That said, openvswitch should definitely be available and first-class for production use (weave does not appear at a glance to be made especially demanding workloads) and ops professionals will appreciate the necessary complexity with the bonus flexibility. The socketplane guys seem extremely skilled and knowledgable with openvswitch and we should fully leverage that, standing on the shoulders of giants.

In general, I am all for anything that gets rid of this iptables/veth mess we have now. The code is very brittle and racy, with tons of problems, and basically makes life for ops a lot harder than it needs to be even in trivial deployments. At the end of the day, if ops teams can’t scale docker because of a poor network implementation it simply won’t get adopted in a lot of institutions.

The downside to all of this is if we execute on the above, that we have two first-class network solutions, both of which have to be meticulously maintained regularly, and devs and ops may have an impedance mismatch between dev and prod. I think that’s an acceptable trade for “it just works” on the dev side, as painful as it might end up being for docker maintainers. Ops can always create a staging environment (As they should) if they need to test network capabilities between alternatives, or help devs configure openvswitch if that’s absolutely necessary.

I would like to take plugin discussion to the relevant pull requests instead of here, I think it’s distracting from the discussion. Additionally, I don’t think the people behind the work in the plugin system are not specifically focused on networking, but instead a wider goal, so the best place to have that discussion is there.

I hope this was useful. :)

● **Dataset records**:
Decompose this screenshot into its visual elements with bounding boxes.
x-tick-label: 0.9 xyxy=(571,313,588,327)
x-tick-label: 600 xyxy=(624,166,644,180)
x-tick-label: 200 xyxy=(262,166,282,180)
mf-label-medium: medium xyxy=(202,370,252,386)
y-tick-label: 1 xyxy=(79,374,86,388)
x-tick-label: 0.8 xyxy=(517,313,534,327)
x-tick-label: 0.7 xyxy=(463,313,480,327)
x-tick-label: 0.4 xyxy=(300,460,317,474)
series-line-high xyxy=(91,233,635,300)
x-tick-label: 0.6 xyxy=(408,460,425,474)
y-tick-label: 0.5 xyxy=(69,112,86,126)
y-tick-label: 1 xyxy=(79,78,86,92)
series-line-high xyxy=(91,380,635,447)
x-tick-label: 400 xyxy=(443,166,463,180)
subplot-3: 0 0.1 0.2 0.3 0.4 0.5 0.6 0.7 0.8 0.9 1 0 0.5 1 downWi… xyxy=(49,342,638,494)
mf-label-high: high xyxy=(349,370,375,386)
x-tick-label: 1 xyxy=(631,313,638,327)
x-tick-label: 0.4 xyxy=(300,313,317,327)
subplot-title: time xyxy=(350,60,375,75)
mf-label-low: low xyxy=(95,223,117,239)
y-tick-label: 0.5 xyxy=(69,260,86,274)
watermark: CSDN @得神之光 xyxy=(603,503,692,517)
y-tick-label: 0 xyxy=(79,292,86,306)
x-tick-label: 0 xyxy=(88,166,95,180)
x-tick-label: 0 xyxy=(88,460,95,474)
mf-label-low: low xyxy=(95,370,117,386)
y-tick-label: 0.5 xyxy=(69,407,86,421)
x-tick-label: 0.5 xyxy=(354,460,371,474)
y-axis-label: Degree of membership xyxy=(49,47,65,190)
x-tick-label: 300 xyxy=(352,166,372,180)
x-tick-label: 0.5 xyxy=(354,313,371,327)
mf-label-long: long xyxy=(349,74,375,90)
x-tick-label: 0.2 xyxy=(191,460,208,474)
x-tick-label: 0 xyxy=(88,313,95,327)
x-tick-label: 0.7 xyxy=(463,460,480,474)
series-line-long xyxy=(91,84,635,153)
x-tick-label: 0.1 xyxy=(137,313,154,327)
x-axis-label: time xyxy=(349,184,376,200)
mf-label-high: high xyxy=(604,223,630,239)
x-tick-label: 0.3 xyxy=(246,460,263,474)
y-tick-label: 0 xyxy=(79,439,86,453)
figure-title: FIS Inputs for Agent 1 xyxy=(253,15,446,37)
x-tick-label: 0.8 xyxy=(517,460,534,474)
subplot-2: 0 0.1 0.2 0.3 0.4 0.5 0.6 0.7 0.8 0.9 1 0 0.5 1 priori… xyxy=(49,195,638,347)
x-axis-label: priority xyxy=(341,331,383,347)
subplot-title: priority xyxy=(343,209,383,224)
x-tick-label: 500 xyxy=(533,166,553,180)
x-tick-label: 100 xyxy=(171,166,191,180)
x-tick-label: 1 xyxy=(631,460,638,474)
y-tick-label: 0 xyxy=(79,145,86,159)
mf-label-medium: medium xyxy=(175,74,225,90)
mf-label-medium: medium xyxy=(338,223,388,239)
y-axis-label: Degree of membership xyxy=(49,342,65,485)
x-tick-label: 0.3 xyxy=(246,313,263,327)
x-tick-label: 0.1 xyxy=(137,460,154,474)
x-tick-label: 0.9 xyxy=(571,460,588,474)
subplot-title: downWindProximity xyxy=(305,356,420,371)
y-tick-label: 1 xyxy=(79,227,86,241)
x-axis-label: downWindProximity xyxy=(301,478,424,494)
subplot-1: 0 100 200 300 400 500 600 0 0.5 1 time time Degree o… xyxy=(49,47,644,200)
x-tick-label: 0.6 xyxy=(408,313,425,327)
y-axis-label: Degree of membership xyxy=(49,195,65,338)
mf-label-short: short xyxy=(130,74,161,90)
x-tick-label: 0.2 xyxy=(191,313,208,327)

● **What to work on**:
a: Give again, word for word, the part of the Docker networking post from "In general, I" to "lot of institutions.".
b: Transcribe the entries word for word, from the first line of the entries through the line containing "y-tick-label: 1 xyxy=(79,374,86,388)", with both of those lines included.

● **Solutions to the exercise**:
a:
In general, I am all for anything that gets rid of this iptables/veth mess we have now. The code is very brittle and racy, with tons of problems, and basically makes life for ops a lot harder than it needs to be even in trivial deployments. At the end of the day, if ops teams can’t scale docker because of a poor network implementation it simply won’t get adopted in a lot of institutions.

b:
Decompose this screenshot into its visual elements with bounding boxes.
x-tick-label: 0.9 xyxy=(571,313,588,327)
x-tick-label: 600 xyxy=(624,166,644,180)
x-tick-label: 200 xyxy=(262,166,282,180)
mf-label-medium: medium xyxy=(202,370,252,386)
y-tick-label: 1 xyxy=(79,374,86,388)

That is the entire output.